>> start

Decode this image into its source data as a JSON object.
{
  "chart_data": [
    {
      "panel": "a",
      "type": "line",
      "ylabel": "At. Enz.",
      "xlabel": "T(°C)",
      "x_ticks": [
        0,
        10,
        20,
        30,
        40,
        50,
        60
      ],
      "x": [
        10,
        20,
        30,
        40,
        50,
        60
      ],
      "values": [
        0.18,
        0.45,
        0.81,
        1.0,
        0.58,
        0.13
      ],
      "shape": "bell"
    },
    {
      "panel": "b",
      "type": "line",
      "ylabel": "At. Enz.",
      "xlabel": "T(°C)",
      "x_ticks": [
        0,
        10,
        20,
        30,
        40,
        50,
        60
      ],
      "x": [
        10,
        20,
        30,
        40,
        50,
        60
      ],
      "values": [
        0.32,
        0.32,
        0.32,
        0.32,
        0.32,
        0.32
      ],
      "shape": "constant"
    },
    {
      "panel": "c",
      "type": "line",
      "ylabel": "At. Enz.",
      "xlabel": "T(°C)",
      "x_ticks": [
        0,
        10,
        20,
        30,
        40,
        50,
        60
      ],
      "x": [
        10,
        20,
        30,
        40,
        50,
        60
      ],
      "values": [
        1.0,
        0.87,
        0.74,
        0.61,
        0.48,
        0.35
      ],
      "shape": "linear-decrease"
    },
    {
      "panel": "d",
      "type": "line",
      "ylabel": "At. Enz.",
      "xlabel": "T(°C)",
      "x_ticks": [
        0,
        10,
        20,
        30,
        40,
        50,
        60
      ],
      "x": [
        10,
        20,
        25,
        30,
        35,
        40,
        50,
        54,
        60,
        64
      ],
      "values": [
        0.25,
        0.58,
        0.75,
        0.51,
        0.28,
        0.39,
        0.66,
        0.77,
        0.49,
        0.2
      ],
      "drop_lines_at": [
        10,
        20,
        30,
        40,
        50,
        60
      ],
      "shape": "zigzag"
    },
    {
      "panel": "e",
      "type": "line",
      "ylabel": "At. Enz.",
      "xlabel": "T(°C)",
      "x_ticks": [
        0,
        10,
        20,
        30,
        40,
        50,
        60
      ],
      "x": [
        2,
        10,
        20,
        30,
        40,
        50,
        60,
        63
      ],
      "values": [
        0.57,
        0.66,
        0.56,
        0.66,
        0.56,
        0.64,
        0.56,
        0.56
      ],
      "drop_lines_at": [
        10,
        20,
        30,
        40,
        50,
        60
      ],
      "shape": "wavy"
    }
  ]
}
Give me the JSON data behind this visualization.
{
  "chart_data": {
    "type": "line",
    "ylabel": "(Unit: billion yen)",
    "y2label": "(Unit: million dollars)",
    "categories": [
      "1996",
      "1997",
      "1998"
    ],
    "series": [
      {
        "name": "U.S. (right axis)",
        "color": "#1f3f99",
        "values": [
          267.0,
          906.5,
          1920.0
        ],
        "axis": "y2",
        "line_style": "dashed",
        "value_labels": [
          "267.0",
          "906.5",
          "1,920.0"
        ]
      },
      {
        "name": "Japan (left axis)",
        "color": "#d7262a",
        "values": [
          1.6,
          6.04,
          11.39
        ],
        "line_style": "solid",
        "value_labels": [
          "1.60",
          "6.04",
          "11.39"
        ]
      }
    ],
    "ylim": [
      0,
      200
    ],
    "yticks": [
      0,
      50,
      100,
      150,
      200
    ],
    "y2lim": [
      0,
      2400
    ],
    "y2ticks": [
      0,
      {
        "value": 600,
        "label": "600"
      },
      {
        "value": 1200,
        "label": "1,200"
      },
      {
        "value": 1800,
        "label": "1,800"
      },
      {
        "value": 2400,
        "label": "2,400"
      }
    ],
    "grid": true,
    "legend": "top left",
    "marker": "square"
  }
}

>> end
>> start

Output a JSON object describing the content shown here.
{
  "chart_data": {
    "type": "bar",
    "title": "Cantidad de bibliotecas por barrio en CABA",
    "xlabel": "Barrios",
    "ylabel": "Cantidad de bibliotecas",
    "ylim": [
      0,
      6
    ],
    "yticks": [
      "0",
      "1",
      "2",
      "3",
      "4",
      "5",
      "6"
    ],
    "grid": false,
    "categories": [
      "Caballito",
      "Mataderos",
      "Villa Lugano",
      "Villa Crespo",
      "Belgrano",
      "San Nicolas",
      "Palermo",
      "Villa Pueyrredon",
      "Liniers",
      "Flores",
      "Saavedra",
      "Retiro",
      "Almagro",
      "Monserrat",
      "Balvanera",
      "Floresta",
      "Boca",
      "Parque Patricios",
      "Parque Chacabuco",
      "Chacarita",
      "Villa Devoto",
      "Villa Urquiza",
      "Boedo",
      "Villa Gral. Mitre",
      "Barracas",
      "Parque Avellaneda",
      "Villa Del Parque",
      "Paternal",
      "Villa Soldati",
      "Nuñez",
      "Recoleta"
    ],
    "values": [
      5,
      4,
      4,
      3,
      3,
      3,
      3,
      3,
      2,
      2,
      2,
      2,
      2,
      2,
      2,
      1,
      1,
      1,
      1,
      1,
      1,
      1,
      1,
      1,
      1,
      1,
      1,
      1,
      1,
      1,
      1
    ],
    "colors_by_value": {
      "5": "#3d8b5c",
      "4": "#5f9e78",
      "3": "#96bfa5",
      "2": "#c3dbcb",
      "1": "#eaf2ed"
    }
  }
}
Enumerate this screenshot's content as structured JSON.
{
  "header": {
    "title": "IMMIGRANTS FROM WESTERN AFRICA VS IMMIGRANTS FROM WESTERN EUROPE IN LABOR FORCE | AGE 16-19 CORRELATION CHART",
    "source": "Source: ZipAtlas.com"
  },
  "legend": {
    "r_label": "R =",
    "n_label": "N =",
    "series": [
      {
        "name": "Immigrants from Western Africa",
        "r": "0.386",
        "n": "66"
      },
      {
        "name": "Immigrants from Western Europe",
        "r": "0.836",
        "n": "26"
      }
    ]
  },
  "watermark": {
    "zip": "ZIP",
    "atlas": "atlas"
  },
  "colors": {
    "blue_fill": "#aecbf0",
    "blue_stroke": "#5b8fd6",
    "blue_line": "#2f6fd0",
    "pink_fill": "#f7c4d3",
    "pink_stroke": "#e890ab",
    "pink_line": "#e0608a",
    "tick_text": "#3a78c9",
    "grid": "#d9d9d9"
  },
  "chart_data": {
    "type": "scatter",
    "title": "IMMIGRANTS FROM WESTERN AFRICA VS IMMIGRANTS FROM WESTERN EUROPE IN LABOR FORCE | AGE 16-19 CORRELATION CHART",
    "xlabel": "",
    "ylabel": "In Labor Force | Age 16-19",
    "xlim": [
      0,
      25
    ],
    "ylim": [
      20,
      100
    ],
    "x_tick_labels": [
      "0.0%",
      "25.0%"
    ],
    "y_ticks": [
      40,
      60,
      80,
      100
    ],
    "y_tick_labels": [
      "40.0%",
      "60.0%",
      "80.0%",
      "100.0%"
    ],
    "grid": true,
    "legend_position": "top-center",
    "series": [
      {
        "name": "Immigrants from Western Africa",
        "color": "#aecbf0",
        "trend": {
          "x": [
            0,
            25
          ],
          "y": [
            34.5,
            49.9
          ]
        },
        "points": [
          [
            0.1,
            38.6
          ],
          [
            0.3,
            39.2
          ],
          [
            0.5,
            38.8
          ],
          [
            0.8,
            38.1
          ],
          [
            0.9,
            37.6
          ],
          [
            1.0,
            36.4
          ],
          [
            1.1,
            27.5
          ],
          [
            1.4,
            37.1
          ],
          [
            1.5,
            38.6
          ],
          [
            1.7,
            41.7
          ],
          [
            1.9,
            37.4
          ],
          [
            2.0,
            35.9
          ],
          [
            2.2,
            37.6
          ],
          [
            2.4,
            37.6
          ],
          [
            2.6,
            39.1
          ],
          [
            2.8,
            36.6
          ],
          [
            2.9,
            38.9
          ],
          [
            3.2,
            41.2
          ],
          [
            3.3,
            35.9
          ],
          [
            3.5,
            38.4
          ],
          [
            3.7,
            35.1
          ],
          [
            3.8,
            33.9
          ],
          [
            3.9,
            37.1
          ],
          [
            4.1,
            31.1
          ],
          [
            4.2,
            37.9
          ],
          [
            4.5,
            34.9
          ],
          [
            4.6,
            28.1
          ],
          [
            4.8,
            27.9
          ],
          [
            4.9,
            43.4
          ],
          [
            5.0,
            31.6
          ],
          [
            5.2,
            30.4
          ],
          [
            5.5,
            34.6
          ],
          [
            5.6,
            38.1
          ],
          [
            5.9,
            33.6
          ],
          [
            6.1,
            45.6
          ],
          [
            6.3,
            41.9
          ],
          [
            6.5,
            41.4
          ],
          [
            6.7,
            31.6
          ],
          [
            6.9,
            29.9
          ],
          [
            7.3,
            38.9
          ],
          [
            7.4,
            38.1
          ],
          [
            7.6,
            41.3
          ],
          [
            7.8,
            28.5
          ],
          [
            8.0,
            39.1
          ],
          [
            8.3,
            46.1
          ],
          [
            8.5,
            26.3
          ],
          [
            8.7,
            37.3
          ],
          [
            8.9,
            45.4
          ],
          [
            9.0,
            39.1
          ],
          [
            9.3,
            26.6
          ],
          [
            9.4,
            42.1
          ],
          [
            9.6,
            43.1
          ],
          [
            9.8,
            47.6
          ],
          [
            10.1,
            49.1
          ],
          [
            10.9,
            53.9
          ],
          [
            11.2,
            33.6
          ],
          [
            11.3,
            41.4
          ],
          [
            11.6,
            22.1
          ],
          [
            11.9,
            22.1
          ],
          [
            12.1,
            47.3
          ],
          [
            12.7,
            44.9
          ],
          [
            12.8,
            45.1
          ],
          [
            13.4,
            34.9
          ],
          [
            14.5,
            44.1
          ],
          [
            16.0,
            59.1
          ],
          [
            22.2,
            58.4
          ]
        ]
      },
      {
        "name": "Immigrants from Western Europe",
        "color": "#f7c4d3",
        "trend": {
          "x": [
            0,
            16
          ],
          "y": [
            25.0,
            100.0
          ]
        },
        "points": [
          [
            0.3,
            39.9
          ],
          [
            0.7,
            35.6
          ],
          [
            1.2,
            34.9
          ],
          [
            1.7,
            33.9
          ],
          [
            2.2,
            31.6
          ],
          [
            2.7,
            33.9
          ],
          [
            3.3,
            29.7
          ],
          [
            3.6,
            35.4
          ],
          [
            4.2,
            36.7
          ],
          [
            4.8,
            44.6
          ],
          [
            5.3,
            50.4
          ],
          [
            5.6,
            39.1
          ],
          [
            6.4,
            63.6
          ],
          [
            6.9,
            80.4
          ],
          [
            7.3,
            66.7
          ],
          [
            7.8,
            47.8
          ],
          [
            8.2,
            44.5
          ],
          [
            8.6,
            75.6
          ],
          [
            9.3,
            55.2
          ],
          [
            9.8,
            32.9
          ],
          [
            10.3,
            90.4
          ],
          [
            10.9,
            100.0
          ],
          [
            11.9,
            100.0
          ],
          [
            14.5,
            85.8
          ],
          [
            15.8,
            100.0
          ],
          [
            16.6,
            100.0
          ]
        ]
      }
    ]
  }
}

>> end

** Directive **
Select the lines from the entries that include the word "this".

** Written response **
Decode this image into its source data as a JSON object.
Give me the JSON data behind this visualization.
Enumerate this screenshot's content as structured JSON.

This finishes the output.